INSTRUCTIONS TO FOLLOW:
From the line that includes "Extract all readable text from this page." to the last line of the data, quote each line precisely; both boundary lines belong in the answer.

※ ※ ※

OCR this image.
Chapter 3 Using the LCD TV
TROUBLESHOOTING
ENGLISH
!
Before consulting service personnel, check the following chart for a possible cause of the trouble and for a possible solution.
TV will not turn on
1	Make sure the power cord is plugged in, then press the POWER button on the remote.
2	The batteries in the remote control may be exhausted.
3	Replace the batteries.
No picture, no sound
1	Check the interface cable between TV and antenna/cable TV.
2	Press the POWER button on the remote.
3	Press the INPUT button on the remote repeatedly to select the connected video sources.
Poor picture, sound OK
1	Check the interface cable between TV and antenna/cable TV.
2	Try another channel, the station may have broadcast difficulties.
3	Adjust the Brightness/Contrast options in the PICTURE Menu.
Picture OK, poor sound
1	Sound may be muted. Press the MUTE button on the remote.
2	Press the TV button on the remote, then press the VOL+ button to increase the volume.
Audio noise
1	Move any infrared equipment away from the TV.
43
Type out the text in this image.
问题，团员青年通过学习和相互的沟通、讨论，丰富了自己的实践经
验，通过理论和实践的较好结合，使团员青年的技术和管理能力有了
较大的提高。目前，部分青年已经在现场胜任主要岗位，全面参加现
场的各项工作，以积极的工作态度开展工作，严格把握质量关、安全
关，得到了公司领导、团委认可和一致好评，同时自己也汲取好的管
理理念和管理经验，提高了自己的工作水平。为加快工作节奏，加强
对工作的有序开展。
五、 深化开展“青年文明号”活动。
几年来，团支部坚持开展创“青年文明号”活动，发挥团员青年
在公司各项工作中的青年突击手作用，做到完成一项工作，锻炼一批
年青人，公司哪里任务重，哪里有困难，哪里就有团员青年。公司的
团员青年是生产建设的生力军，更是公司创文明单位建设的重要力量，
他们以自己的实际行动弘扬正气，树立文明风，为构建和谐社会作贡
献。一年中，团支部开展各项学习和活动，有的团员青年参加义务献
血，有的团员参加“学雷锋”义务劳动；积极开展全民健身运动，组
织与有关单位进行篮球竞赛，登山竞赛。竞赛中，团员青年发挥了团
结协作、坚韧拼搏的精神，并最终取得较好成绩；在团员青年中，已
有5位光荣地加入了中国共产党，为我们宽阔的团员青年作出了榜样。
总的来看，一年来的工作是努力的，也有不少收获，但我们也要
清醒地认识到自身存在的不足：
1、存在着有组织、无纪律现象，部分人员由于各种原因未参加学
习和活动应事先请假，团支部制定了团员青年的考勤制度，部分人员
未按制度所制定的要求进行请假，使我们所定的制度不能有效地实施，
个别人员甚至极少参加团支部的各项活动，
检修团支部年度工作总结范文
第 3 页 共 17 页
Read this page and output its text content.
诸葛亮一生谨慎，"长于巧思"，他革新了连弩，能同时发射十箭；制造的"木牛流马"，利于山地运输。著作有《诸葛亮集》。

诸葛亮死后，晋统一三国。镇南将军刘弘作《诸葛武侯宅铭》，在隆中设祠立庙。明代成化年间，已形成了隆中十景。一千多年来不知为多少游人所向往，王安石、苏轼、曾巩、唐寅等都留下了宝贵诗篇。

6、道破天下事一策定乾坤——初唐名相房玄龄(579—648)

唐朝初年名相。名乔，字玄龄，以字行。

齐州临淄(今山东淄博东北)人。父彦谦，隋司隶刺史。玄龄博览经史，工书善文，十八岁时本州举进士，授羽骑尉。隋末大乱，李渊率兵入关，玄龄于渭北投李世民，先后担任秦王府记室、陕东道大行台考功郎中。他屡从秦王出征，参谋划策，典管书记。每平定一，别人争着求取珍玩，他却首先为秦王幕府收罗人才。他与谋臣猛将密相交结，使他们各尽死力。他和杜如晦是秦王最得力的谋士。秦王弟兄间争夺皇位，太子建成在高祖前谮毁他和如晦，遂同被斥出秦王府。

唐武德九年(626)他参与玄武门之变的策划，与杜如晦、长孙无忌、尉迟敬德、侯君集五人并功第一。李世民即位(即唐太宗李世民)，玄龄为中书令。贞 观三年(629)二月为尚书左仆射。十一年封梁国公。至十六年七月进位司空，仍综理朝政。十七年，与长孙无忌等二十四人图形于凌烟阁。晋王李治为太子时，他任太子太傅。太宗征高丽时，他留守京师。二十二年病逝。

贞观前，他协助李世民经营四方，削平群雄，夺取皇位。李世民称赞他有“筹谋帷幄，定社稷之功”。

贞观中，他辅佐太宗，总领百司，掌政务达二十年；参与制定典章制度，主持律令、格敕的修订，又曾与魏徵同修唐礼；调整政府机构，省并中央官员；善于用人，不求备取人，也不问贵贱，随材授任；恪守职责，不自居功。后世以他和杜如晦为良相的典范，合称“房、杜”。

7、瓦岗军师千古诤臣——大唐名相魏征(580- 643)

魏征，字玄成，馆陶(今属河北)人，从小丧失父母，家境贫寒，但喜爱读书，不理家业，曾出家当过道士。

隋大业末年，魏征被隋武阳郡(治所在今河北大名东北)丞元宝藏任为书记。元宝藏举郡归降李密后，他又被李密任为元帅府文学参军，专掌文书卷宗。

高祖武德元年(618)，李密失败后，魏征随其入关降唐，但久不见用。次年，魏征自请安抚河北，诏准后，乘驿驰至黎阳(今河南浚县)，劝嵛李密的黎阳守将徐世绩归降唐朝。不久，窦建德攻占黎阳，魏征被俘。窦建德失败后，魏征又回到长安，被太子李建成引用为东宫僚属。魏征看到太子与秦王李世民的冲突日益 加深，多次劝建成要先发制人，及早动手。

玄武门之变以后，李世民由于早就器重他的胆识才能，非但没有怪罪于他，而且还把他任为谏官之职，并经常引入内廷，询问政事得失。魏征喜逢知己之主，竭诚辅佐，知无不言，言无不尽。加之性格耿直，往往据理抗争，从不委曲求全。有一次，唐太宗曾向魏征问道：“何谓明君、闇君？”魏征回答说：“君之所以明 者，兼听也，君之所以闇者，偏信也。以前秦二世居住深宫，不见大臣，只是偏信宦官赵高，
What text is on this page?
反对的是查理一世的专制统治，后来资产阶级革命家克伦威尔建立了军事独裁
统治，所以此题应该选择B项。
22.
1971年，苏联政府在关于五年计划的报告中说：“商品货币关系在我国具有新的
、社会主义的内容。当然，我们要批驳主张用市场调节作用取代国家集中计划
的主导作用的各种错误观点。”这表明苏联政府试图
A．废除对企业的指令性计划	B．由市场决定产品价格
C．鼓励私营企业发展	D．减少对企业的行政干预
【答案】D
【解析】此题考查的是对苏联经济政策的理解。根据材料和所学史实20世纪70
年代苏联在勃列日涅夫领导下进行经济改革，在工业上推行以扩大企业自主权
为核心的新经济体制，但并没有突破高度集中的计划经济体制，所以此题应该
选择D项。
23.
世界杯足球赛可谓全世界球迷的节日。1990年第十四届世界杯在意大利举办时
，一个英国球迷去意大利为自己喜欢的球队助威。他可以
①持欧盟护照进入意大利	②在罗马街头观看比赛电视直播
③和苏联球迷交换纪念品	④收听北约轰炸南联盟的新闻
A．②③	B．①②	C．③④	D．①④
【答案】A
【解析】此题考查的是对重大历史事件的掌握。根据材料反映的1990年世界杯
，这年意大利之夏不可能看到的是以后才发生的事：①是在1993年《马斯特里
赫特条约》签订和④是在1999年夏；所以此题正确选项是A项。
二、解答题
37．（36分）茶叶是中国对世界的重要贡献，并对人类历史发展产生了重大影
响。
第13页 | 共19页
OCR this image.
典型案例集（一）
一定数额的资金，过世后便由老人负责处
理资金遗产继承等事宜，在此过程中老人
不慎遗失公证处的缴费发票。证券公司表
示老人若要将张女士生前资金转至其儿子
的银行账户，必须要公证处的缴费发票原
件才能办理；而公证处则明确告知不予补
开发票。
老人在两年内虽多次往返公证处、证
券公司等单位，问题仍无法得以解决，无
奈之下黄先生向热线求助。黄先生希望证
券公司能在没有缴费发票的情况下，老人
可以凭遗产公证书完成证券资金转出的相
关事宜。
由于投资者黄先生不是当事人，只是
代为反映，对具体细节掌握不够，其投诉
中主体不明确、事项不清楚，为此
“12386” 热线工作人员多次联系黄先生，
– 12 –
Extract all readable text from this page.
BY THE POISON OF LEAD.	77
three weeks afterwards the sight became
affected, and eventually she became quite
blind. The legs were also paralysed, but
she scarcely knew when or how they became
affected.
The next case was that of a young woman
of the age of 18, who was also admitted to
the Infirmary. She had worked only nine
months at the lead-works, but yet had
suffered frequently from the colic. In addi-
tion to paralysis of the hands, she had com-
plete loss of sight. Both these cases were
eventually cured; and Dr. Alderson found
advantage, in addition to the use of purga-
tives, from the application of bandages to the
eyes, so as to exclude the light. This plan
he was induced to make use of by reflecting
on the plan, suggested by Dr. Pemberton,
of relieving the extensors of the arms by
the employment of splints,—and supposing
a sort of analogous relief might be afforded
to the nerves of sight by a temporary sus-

※ ※ ※

SOLUTION TO THIS PROBLEM:
Extract all readable text from this page.
BY THE POISON OF LEAD.	77
three weeks afterwards the sight became
affected, and eventually she became quite
blind. The legs were also paralysed, but
she scarcely knew when or how they became
affected.
The next case was that of a young woman
of the age of 18, who was also admitted to
the Infirmary. She had worked only nine
months at the lead-works, but yet had
suffered frequently from the colic. In addi-
tion to paralysis of the hands, she had com-
plete loss of sight. Both these cases were
eventually cured; and Dr. Alderson found
advantage, in addition to the use of purga-
tives, from the application of bandages to the
eyes, so as to exclude the light. This plan
he was induced to make use of by reflecting
on the plan, suggested by Dr. Pemberton,
of relieving the extensors of the arms by
the employment of splints,—and supposing
a sort of analogous relief might be afforded
to the nerves of sight by a temporary sus-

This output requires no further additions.